══ MATERIAL

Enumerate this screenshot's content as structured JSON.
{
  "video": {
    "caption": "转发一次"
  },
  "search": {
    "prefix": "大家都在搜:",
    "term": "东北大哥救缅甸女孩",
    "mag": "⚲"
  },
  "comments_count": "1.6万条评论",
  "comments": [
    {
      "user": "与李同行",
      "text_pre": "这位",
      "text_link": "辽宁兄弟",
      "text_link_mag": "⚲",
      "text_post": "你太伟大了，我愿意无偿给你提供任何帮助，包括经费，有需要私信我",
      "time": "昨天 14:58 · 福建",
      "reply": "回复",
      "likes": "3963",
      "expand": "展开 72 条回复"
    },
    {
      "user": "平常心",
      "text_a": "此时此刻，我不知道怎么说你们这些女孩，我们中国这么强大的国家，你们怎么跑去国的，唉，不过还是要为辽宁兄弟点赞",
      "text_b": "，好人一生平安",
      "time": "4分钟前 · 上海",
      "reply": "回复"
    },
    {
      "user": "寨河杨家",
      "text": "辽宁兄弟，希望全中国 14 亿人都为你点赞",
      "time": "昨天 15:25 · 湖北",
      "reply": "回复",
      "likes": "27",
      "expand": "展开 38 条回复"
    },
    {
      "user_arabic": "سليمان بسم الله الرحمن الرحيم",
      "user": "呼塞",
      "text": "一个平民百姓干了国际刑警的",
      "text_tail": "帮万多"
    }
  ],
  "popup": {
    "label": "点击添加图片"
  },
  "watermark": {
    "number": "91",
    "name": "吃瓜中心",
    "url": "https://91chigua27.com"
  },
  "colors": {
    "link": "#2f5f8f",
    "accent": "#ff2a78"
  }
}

════

◆ **TASK DIRECTIONS**
Set down the listing above in full, please, exactly as it appears.

◆ **ANSWER TO THE TASK**
Enumerate this screenshot's content as structured JSON.
{
  "video": {
    "caption": "转发一次"
  },
  "search": {
    "prefix": "大家都在搜:",
    "term": "东北大哥救缅甸女孩",
    "mag": "⚲"
  },
  "comments_count": "1.6万条评论",
  "comments": [
    {
      "user": "与李同行",
      "text_pre": "这位",
      "text_link": "辽宁兄弟",
      "text_link_mag": "⚲",
      "text_post": "你太伟大了，我愿意无偿给你提供任何帮助，包括经费，有需要私信我",
      "time": "昨天 14:58 · 福建",
      "reply": "回复",
      "likes": "3963",
      "expand": "展开 72 条回复"
    },
    {
      "user": "平常心",
      "text_a": "此时此刻，我不知道怎么说你们这些女孩，我们中国这么强大的国家，你们怎么跑去国的，唉，不过还是要为辽宁兄弟点赞",
      "text_b": "，好人一生平安",
      "time": "4分钟前 · 上海",
      "reply": "回复"
    },
    {
      "user": "寨河杨家",
      "text": "辽宁兄弟，希望全中国 14 亿人都为你点赞",
      "time": "昨天 15:25 · 湖北",
      "reply": "回复",
      "likes": "27",
      "expand": "展开 38 条回复"
    },
    {
      "user_arabic": "سليمان بسم الله الرحمن الرحيم",
      "user": "呼塞",
      "text": "一个平民百姓干了国际刑警的",
      "text_tail": "帮万多"
    }
  ],
  "popup": {
    "label": "点击添加图片"
  },
  "watermark": {
    "number": "91",
    "name": "吃瓜中心",
    "url": "https://91chigua27.com"
  },
  "colors": {
    "link": "#2f5f8f",
    "accent": "#ff2a78"
  }
}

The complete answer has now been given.